Recorded data
● ● ● ●

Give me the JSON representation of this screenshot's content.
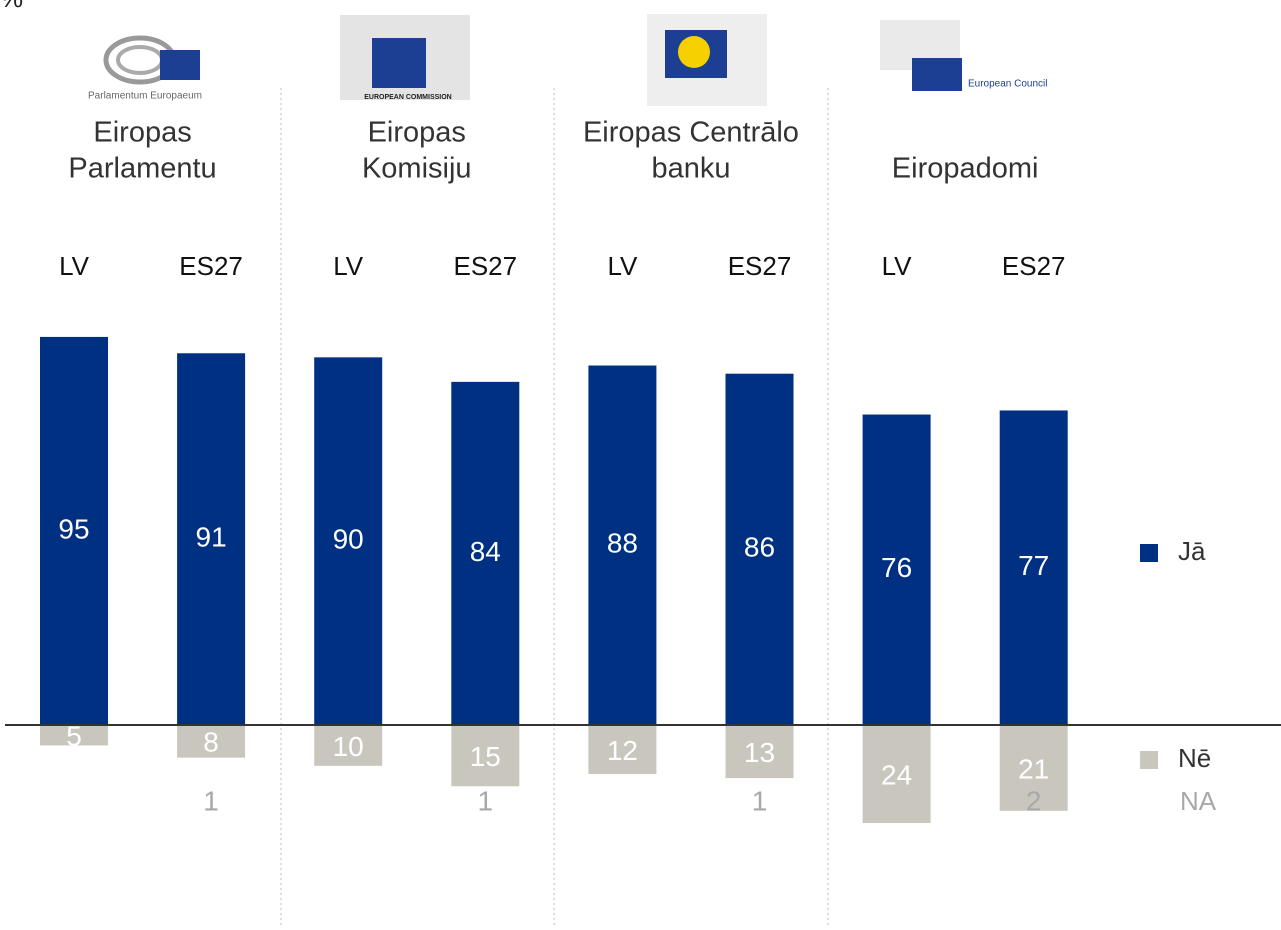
{
  "chart_data": {
    "type": "bar",
    "unit": "%",
    "groups": [
      [
        "Eiropas",
        "Parlamentu"
      ],
      [
        "Eiropas",
        "Komisiju"
      ],
      [
        "Eiropas Centrālo",
        "banku"
      ],
      [
        "Eiropadomi"
      ]
    ],
    "logos": [
      "Parlamentum Europaeum",
      "EUROPEAN COMMISSION",
      null,
      "European Council"
    ],
    "categories": [
      "LV",
      "ES27",
      "LV",
      "ES27",
      "LV",
      "ES27",
      "LV",
      "ES27"
    ],
    "series": [
      {
        "name": "Jā",
        "color": "#003082",
        "side": "above",
        "values": [
          95,
          91,
          90,
          84,
          88,
          86,
          76,
          77
        ]
      },
      {
        "name": "Nē",
        "color": "#c9c7bd",
        "side": "below",
        "values": [
          5,
          8,
          10,
          15,
          12,
          13,
          24,
          21
        ]
      },
      {
        "name": "NA",
        "color": "#a8a8a8",
        "side": "label",
        "values": [
          null,
          1,
          null,
          1,
          null,
          1,
          null,
          2
        ]
      }
    ]
  }
}
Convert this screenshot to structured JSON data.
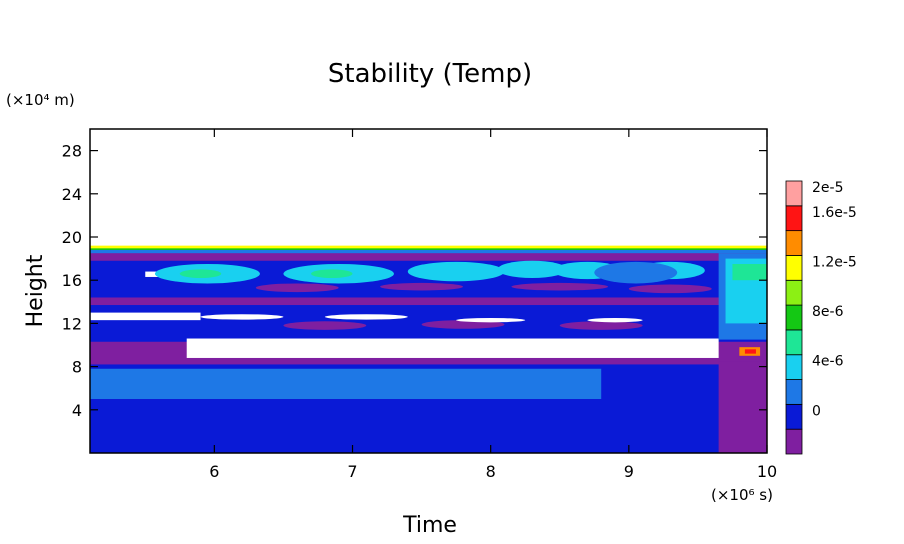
{
  "chart_data": {
    "type": "heatmap",
    "title": "Stability (Temp)",
    "xlabel": "Time",
    "ylabel": "Height",
    "x_unit": "(×10⁶ s)",
    "y_unit": "(×10⁴ m)",
    "xlim": [
      5.1,
      10
    ],
    "ylim": [
      0,
      30
    ],
    "x_ticks": [
      6,
      7,
      8,
      9,
      10
    ],
    "x_tick_labels": [
      "6",
      "7",
      "8",
      "9",
      "10"
    ],
    "y_ticks": [
      4,
      8,
      12,
      16,
      20,
      24,
      28
    ],
    "y_tick_labels": [
      "4",
      "8",
      "12",
      "16",
      "20",
      "24",
      "28"
    ],
    "grid": false,
    "colorbar": {
      "levels": [
        {
          "color": "#7f1fa0"
        },
        {
          "color": "#0a1ad6",
          "label": "0"
        },
        {
          "color": "#1e78e6"
        },
        {
          "color": "#19d0f0",
          "label": "4e-6"
        },
        {
          "color": "#1ee696"
        },
        {
          "color": "#14c814",
          "label": "8e-6"
        },
        {
          "color": "#8cf014"
        },
        {
          "color": "#ffff00",
          "label": "1.2e-5"
        },
        {
          "color": "#ff8c00"
        },
        {
          "color": "#ff1414",
          "label": "1.6e-5"
        },
        {
          "color": "#ffa0a0",
          "label": "2e-5"
        }
      ]
    },
    "regions": [
      {
        "level": 1,
        "x0": 5.1,
        "x1": 10,
        "y0": 0,
        "y1": 19
      },
      {
        "level": 2,
        "x0": 5.1,
        "x1": 8.8,
        "y0": 5,
        "y1": 7.8
      },
      {
        "level": 0,
        "x0": 5.1,
        "x1": 10,
        "y0": 8.2,
        "y1": 10.3
      },
      {
        "level": 0,
        "x0": 9.65,
        "x1": 10,
        "y0": 0,
        "y1": 8.5
      },
      {
        "level": 0,
        "x0": 5.1,
        "x1": 10,
        "y0": 17.8,
        "y1": 18.7
      },
      {
        "level": 0,
        "x0": 5.1,
        "x1": 10,
        "y0": 13.7,
        "y1": 14.4
      },
      {
        "level": 2,
        "x0": 5.1,
        "x1": 10,
        "y0": 18.5,
        "y1": 19
      },
      {
        "level": 5,
        "x0": 5.1,
        "x1": 10,
        "y0": 18.8,
        "y1": 19.1
      },
      {
        "level": 7,
        "x0": 5.1,
        "x1": 10,
        "y0": 18.95,
        "y1": 19.2
      },
      {
        "level": -1,
        "x0": 5.8,
        "x1": 9.65,
        "y0": 8.8,
        "y1": 10.6
      },
      {
        "level": -1,
        "x0": 5.1,
        "x1": 5.9,
        "y0": 12.3,
        "y1": 13
      },
      {
        "level": -1,
        "x0": 5.5,
        "x1": 5.8,
        "y0": 16.3,
        "y1": 16.8
      },
      {
        "level": 2,
        "x0": 9.65,
        "x1": 10,
        "y0": 10.5,
        "y1": 18.5
      },
      {
        "level": 3,
        "x0": 9.7,
        "x1": 10,
        "y0": 12,
        "y1": 18
      },
      {
        "level": 4,
        "x0": 9.75,
        "x1": 10,
        "y0": 16,
        "y1": 17.5
      },
      {
        "level": 8,
        "x0": 9.8,
        "x1": 9.95,
        "y0": 9,
        "y1": 9.8
      },
      {
        "level": 9,
        "x0": 9.84,
        "x1": 9.92,
        "y0": 9.2,
        "y1": 9.6
      }
    ],
    "cells": [
      {
        "level": 3,
        "x": 5.95,
        "y": 16.6,
        "rx": 0.38,
        "ry": 0.9
      },
      {
        "level": 4,
        "x": 5.9,
        "y": 16.6,
        "rx": 0.15,
        "ry": 0.4
      },
      {
        "level": 3,
        "x": 6.9,
        "y": 16.6,
        "rx": 0.4,
        "ry": 0.9
      },
      {
        "level": 4,
        "x": 6.85,
        "y": 16.6,
        "rx": 0.15,
        "ry": 0.4
      },
      {
        "level": 3,
        "x": 7.75,
        "y": 16.8,
        "rx": 0.35,
        "ry": 0.9
      },
      {
        "level": 3,
        "x": 8.3,
        "y": 17,
        "rx": 0.25,
        "ry": 0.8
      },
      {
        "level": 3,
        "x": 8.7,
        "y": 16.9,
        "rx": 0.25,
        "ry": 0.8
      },
      {
        "level": 3,
        "x": 9.3,
        "y": 16.9,
        "rx": 0.25,
        "ry": 0.8
      },
      {
        "level": 2,
        "x": 9.05,
        "y": 16.7,
        "rx": 0.3,
        "ry": 1.0
      },
      {
        "level": 0,
        "x": 6.6,
        "y": 15.3,
        "rx": 0.3,
        "ry": 0.4
      },
      {
        "level": 0,
        "x": 7.5,
        "y": 15.4,
        "rx": 0.3,
        "ry": 0.35
      },
      {
        "level": 0,
        "x": 8.5,
        "y": 15.4,
        "rx": 0.35,
        "ry": 0.35
      },
      {
        "level": 0,
        "x": 9.3,
        "y": 15.2,
        "rx": 0.3,
        "ry": 0.4
      },
      {
        "level": 0,
        "x": 6.8,
        "y": 11.8,
        "rx": 0.3,
        "ry": 0.4
      },
      {
        "level": 0,
        "x": 7.8,
        "y": 11.9,
        "rx": 0.3,
        "ry": 0.4
      },
      {
        "level": 0,
        "x": 8.8,
        "y": 11.8,
        "rx": 0.3,
        "ry": 0.4
      },
      {
        "level": -1,
        "x": 6.2,
        "y": 12.6,
        "rx": 0.3,
        "ry": 0.25
      },
      {
        "level": -1,
        "x": 7.1,
        "y": 12.6,
        "rx": 0.3,
        "ry": 0.25
      },
      {
        "level": -1,
        "x": 8.0,
        "y": 12.3,
        "rx": 0.25,
        "ry": 0.2
      },
      {
        "level": -1,
        "x": 8.9,
        "y": 12.3,
        "rx": 0.2,
        "ry": 0.2
      }
    ]
  }
}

● ● ● ●

- [Instruction] Pull out all lines containing the word "JSON" from the entries above.

- [Solution for this exercise]
Give me the JSON representation of this screenshot's content.
Convert this screenshot to structured JSON data.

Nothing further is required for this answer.